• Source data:
##############################

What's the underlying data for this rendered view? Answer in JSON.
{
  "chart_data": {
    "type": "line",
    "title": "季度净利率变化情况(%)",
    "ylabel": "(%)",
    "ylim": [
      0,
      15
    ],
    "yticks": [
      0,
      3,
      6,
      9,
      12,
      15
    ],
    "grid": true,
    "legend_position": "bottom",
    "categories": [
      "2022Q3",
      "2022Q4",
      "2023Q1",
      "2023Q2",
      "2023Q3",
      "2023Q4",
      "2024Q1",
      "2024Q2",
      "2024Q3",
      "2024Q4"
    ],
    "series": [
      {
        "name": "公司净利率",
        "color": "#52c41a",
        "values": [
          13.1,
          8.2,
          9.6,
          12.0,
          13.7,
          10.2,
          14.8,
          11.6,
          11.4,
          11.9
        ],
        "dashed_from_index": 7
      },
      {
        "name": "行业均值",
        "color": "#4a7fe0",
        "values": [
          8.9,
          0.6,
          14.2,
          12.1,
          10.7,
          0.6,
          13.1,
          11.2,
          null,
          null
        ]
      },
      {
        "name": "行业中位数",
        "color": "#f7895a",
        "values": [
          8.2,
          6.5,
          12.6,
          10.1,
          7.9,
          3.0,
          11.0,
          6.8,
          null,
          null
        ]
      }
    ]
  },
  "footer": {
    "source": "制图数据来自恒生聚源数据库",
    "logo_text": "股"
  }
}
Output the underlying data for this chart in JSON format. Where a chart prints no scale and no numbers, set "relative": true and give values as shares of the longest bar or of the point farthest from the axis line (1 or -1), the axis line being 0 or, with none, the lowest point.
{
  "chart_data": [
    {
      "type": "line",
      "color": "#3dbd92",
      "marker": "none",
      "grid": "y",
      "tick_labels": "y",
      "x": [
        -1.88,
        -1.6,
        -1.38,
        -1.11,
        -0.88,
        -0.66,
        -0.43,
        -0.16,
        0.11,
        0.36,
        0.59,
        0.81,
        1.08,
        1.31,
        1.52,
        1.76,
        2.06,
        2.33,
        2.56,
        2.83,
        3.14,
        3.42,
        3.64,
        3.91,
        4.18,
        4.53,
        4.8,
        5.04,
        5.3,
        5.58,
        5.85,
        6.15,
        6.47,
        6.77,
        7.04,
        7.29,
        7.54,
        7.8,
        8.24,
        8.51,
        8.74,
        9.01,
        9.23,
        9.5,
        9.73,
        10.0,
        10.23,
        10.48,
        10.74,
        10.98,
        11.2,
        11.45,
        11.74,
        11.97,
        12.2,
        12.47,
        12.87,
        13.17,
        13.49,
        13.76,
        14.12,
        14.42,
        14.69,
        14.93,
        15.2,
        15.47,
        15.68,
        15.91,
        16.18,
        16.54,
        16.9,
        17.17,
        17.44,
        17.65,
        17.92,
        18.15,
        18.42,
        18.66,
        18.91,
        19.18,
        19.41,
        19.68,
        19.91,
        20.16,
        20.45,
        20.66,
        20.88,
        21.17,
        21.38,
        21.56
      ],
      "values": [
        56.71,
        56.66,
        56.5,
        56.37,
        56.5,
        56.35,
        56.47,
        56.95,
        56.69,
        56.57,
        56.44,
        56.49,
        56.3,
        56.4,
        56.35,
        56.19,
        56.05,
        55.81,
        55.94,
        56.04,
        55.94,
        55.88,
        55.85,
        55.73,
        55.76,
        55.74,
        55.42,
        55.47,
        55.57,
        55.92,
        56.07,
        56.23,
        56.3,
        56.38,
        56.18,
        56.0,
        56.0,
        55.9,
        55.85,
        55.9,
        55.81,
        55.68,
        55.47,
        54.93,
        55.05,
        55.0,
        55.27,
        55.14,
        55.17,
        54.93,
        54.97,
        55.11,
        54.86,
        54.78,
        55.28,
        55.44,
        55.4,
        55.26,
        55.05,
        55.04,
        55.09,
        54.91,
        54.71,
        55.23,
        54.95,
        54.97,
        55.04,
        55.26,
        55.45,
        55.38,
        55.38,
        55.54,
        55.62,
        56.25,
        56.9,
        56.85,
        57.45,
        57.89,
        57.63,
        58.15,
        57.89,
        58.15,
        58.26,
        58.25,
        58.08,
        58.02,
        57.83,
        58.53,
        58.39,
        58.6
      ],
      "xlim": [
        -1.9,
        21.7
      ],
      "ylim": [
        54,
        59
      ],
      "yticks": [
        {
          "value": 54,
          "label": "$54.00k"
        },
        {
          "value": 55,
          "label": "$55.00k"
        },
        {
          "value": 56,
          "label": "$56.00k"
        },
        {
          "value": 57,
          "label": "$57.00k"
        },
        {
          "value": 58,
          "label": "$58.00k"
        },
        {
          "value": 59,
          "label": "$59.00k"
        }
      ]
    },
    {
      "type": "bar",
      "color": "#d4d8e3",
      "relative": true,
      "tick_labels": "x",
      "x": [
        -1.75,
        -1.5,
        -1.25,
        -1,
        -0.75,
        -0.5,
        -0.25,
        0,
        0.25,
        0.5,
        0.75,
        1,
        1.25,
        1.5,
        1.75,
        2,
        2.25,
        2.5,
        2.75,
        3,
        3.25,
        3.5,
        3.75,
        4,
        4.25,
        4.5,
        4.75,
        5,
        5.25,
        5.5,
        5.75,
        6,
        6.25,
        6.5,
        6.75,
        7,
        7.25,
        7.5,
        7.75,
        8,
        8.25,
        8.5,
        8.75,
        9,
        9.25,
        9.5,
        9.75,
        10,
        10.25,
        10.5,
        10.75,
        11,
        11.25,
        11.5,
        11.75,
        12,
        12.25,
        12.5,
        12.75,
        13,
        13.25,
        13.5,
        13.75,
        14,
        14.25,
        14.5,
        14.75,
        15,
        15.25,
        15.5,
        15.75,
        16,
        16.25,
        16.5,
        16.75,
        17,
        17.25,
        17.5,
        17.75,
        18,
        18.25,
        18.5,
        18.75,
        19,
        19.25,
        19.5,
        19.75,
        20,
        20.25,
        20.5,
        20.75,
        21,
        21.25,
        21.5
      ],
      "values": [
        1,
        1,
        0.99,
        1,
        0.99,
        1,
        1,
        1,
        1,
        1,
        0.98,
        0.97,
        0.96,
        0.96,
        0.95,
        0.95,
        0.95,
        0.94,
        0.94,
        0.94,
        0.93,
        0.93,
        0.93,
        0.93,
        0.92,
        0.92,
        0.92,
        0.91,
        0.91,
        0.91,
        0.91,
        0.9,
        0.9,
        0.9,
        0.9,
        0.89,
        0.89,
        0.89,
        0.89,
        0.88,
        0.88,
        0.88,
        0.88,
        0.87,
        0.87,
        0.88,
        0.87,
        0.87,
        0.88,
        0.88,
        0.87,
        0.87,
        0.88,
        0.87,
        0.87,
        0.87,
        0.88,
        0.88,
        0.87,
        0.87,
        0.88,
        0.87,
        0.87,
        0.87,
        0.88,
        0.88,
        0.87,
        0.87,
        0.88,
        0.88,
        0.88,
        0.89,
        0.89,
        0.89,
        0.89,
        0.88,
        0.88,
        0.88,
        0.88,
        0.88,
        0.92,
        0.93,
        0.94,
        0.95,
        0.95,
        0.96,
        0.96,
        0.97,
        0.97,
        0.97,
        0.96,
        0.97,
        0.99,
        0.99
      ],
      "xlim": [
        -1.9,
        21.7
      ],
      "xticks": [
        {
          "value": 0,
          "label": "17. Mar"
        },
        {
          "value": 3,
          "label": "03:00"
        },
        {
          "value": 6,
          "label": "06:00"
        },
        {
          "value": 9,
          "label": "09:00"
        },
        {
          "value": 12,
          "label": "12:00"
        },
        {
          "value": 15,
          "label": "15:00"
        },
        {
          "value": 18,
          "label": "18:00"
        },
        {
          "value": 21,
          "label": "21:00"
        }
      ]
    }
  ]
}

##############################

• DIRECTIONS FOR THIS TASK: Return the lines above exactly, keeping every word.

• RESPONSE TO THE EXERCISE:
What's the underlying data for this rendered view? Answer in JSON.
{
  "chart_data": {
    "type": "line",
    "title": "季度净利率变化情况(%)",
    "ylabel": "(%)",
    "ylim": [
      0,
      15
    ],
    "yticks": [
      0,
      3,
      6,
      9,
      12,
      15
    ],
    "grid": true,
    "legend_position": "bottom",
    "categories": [
      "2022Q3",
      "2022Q4",
      "2023Q1",
      "2023Q2",
      "2023Q3",
      "2023Q4",
      "2024Q1",
      "2024Q2",
      "2024Q3",
      "2024Q4"
    ],
    "series": [
      {
        "name": "公司净利率",
        "color": "#52c41a",
        "values": [
          13.1,
          8.2,
          9.6,
          12.0,
          13.7,
          10.2,
          14.8,
          11.6,
          11.4,
          11.9
        ],
        "dashed_from_index": 7
      },
      {
        "name": "行业均值",
        "color": "#4a7fe0",
        "values": [
          8.9,
          0.6,
          14.2,
          12.1,
          10.7,
          0.6,
          13.1,
          11.2,
          null,
          null
        ]
      },
      {
        "name": "行业中位数",
        "color": "#f7895a",
        "values": [
          8.2,
          6.5,
          12.6,
          10.1,
          7.9,
          3.0,
          11.0,
          6.8,
          null,
          null
        ]
      }
    ]
  },
  "footer": {
    "source": "制图数据来自恒生聚源数据库",
    "logo_text": "股"
  }
}
Output the underlying data for this chart in JSON format. Where a chart prints no scale and no numbers, set "relative": true and give values as shares of the longest bar or of the point farthest from the axis line (1 or -1), the axis line being 0 or, with none, the lowest point.
{
  "chart_data": [
    {
      "type": "line",
      "color": "#3dbd92",
      "marker": "none",
      "grid": "y",
      "tick_labels": "y",
      "x": [
        -1.88,
        -1.6,
        -1.38,
        -1.11,
        -0.88,
        -0.66,
        -0.43,
        -0.16,
        0.11,
        0.36,
        0.59,
        0.81,
        1.08,
        1.31,
        1.52,
        1.76,
        2.06,
        2.33,
        2.56,
        2.83,
        3.14,
        3.42,
        3.64,
        3.91,
        4.18,
        4.53,
        4.8,
        5.04,
        5.3,
        5.58,
        5.85,
        6.15,
        6.47,
        6.77,
        7.04,
        7.29,
        7.54,
        7.8,
        8.24,
        8.51,
        8.74,
        9.01,
        9.23,
        9.5,
        9.73,
        10.0,
        10.23,
        10.48,
        10.74,
        10.98,
        11.2,
        11.45,
        11.74,
        11.97,
        12.2,
        12.47,
        12.87,
        13.17,
        13.49,
        13.76,
        14.12,
        14.42,
        14.69,
        14.93,
        15.2,
        15.47,
        15.68,
        15.91,
        16.18,
        16.54,
        16.9,
        17.17,
        17.44,
        17.65,
        17.92,
        18.15,
        18.42,
        18.66,
        18.91,
        19.18,
        19.41,
        19.68,
        19.91,
        20.16,
        20.45,
        20.66,
        20.88,
        21.17,
        21.38,
        21.56
      ],
      "values": [
        56.71,
        56.66,
        56.5,
        56.37,
        56.5,
        56.35,
        56.47,
        56.95,
        56.69,
        56.57,
        56.44,
        56.49,
        56.3,
        56.4,
        56.35,
        56.19,
        56.05,
        55.81,
        55.94,
        56.04,
        55.94,
        55.88,
        55.85,
        55.73,
        55.76,
        55.74,
        55.42,
        55.47,
        55.57,
        55.92,
        56.07,
        56.23,
        56.3,
        56.38,
        56.18,
        56.0,
        56.0,
        55.9,
        55.85,
        55.9,
        55.81,
        55.68,
        55.47,
        54.93,
        55.05,
        55.0,
        55.27,
        55.14,
        55.17,
        54.93,
        54.97,
        55.11,
        54.86,
        54.78,
        55.28,
        55.44,
        55.4,
        55.26,
        55.05,
        55.04,
        55.09,
        54.91,
        54.71,
        55.23,
        54.95,
        54.97,
        55.04,
        55.26,
        55.45,
        55.38,
        55.38,
        55.54,
        55.62,
        56.25,
        56.9,
        56.85,
        57.45,
        57.89,
        57.63,
        58.15,
        57.89,
        58.15,
        58.26,
        58.25,
        58.08,
        58.02,
        57.83,
        58.53,
        58.39,
        58.6
      ],
      "xlim": [
        -1.9,
        21.7
      ],
      "ylim": [
        54,
        59
      ],
      "yticks": [
        {
          "value": 54,
          "label": "$54.00k"
        },
        {
          "value": 55,
          "label": "$55.00k"
        },
        {
          "value": 56,
          "label": "$56.00k"
        },
        {
          "value": 57,
          "label": "$57.00k"
        },
        {
          "value": 58,
          "label": "$58.00k"
        },
        {
          "value": 59,
          "label": "$59.00k"
        }
      ]
    },
    {
      "type": "bar",
      "color": "#d4d8e3",
      "relative": true,
      "tick_labels": "x",
      "x": [
        -1.75,
        -1.5,
        -1.25,
        -1,
        -0.75,
        -0.5,
        -0.25,
        0,
        0.25,
        0.5,
        0.75,
        1,
        1.25,
        1.5,
        1.75,
        2,
        2.25,
        2.5,
        2.75,
        3,
        3.25,
        3.5,
        3.75,
        4,
        4.25,
        4.5,
        4.75,
        5,
        5.25,
        5.5,
        5.75,
        6,
        6.25,
        6.5,
        6.75,
        7,
        7.25,
        7.5,
        7.75,
        8,
        8.25,
        8.5,
        8.75,
        9,
        9.25,
        9.5,
        9.75,
        10,
        10.25,
        10.5,
        10.75,
        11,
        11.25,
        11.5,
        11.75,
        12,
        12.25,
        12.5,
        12.75,
        13,
        13.25,
        13.5,
        13.75,
        14,
        14.25,
        14.5,
        14.75,
        15,
        15.25,
        15.5,
        15.75,
        16,
        16.25,
        16.5,
        16.75,
        17,
        17.25,
        17.5,
        17.75,
        18,
        18.25,
        18.5,
        18.75,
        19,
        19.25,
        19.5,
        19.75,
        20,
        20.25,
        20.5,
        20.75,
        21,
        21.25,
        21.5
      ],
      "values": [
        1,
        1,
        0.99,
        1,
        0.99,
        1,
        1,
        1,
        1,
        1,
        0.98,
        0.97,
        0.96,
        0.96,
        0.95,
        0.95,
        0.95,
        0.94,
        0.94,
        0.94,
        0.93,
        0.93,
        0.93,
        0.93,
        0.92,
        0.92,
        0.92,
        0.91,
        0.91,
        0.91,
        0.91,
        0.9,
        0.9,
        0.9,
        0.9,
        0.89,
        0.89,
        0.89,
        0.89,
        0.88,
        0.88,
        0.88,
        0.88,
        0.87,
        0.87,
        0.88,
        0.87,
        0.87,
        0.88,
        0.88,
        0.87,
        0.87,
        0.88,
        0.87,
        0.87,
        0.87,
        0.88,
        0.88,
        0.87,
        0.87,
        0.88,
        0.87,
        0.87,
        0.87,
        0.88,
        0.88,
        0.87,
        0.87,
        0.88,
        0.88,
        0.88,
        0.89,
        0.89,
        0.89,
        0.89,
        0.88,
        0.88,
        0.88,
        0.88,
        0.88,
        0.92,
        0.93,
        0.94,
        0.95,
        0.95,
        0.96,
        0.96,
        0.97,
        0.97,
        0.97,
        0.96,
        0.97,
        0.99,
        0.99
      ],
      "xlim": [
        -1.9,
        21.7
      ],
      "xticks": [
        {
          "value": 0,
          "label": "17. Mar"
        },
        {
          "value": 3,
          "label": "03:00"
        },
        {
          "value": 6,
          "label": "06:00"
        },
        {
          "value": 9,
          "label": "09:00"
        },
        {
          "value": 12,
          "label": "12:00"
        },
        {
          "value": 15,
          "label": "15:00"
        },
        {
          "value": 18,
          "label": "18:00"
        },
        {
          "value": 21,
          "label": "21:00"
        }
      ]
    }
  ]
}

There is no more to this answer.